| Recorded data |
Start

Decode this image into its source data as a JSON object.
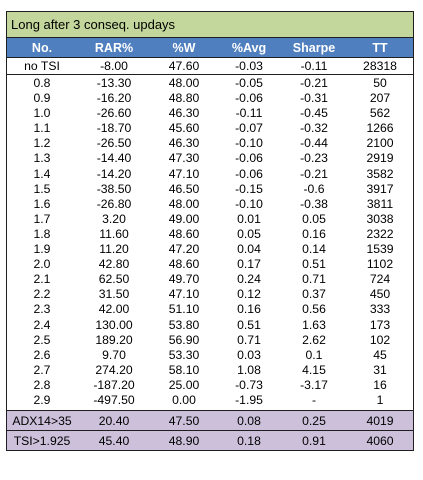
{
  "title": "Long after 3 conseq. updays",
  "columns": [
    "No.",
    "RAR%",
    "%W",
    "%Avg",
    "Sharpe",
    "TT"
  ],
  "baseline": [
    "no TSI",
    "-8.00",
    "47.60",
    "-0.03",
    "-0.11",
    "28318"
  ],
  "rows": [
    [
      "0.8",
      "-13.30",
      "48.00",
      "-0.05",
      "-0.21",
      "50"
    ],
    [
      "0.9",
      "-16.20",
      "48.80",
      "-0.06",
      "-0.31",
      "207"
    ],
    [
      "1.0",
      "-26.60",
      "46.30",
      "-0.11",
      "-0.45",
      "562"
    ],
    [
      "1.1",
      "-18.70",
      "45.60",
      "-0.07",
      "-0.32",
      "1266"
    ],
    [
      "1.2",
      "-26.50",
      "46.30",
      "-0.10",
      "-0.44",
      "2100"
    ],
    [
      "1.3",
      "-14.40",
      "47.30",
      "-0.06",
      "-0.23",
      "2919"
    ],
    [
      "1.4",
      "-14.20",
      "47.10",
      "-0.06",
      "-0.21",
      "3582"
    ],
    [
      "1.5",
      "-38.50",
      "46.50",
      "-0.15",
      "-0.6",
      "3917"
    ],
    [
      "1.6",
      "-26.80",
      "48.00",
      "-0.10",
      "-0.38",
      "3811"
    ],
    [
      "1.7",
      "3.20",
      "49.00",
      "0.01",
      "0.05",
      "3038"
    ],
    [
      "1.8",
      "11.60",
      "48.60",
      "0.05",
      "0.16",
      "2322"
    ],
    [
      "1.9",
      "11.20",
      "47.20",
      "0.04",
      "0.14",
      "1539"
    ],
    [
      "2.0",
      "42.80",
      "48.60",
      "0.17",
      "0.51",
      "1102"
    ],
    [
      "2.1",
      "62.50",
      "49.70",
      "0.24",
      "0.71",
      "724"
    ],
    [
      "2.2",
      "31.50",
      "47.10",
      "0.12",
      "0.37",
      "450"
    ],
    [
      "2.3",
      "42.00",
      "51.10",
      "0.16",
      "0.56",
      "333"
    ],
    [
      "2.4",
      "130.00",
      "53.80",
      "0.51",
      "1.63",
      "173"
    ],
    [
      "2.5",
      "189.20",
      "56.90",
      "0.71",
      "2.62",
      "102"
    ],
    [
      "2.6",
      "9.70",
      "53.30",
      "0.03",
      "0.1",
      "45"
    ],
    [
      "2.7",
      "274.20",
      "58.10",
      "1.08",
      "4.15",
      "31"
    ],
    [
      "2.8",
      "-187.20",
      "25.00",
      "-0.73",
      "-3.17",
      "16"
    ],
    [
      "2.9",
      "-497.50",
      "0.00",
      "-1.95",
      "-",
      "1"
    ]
  ],
  "summary": [
    [
      "ADX14>35",
      "20.40",
      "47.50",
      "0.08",
      "0.25",
      "4019"
    ],
    [
      "TSI>1.925",
      "45.40",
      "48.90",
      "0.18",
      "0.91",
      "4060"
    ]
  ],
  "colors": {
    "title_bg": "#c3d69b",
    "header_bg": "#4f7fbf",
    "summary_bg": "#ccc0da"
  }
}
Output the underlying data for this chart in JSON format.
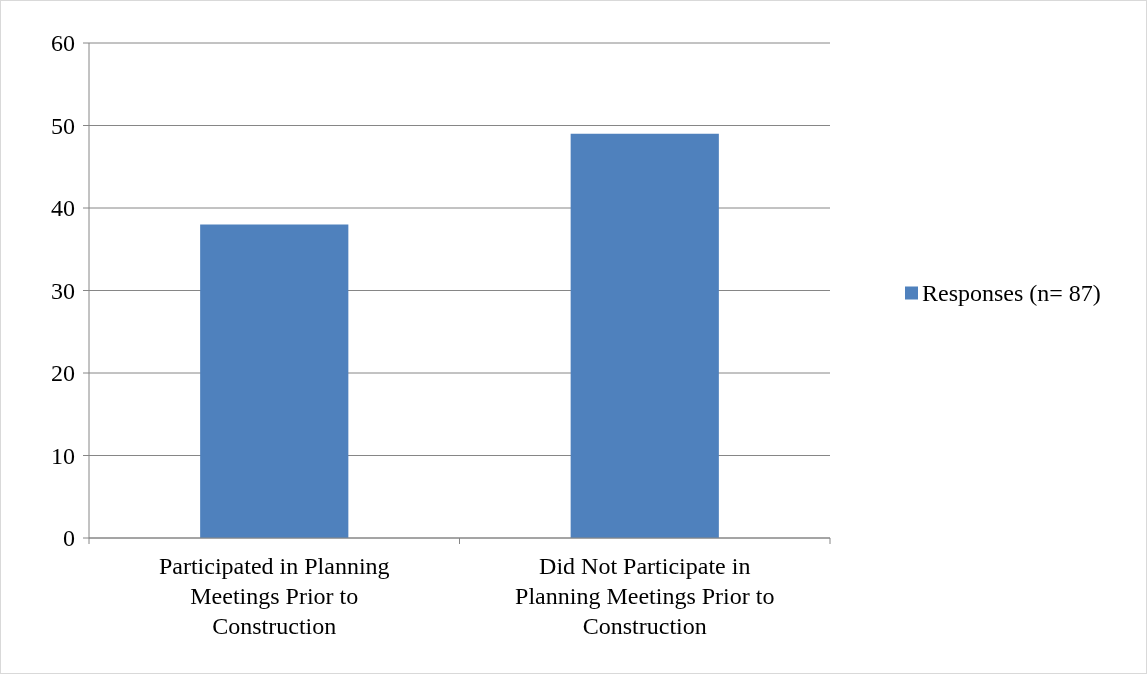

End

| Exercise task |
Looking at the records above, report how many lines contain the word "this". Answer with the number only.

| Solution below |
2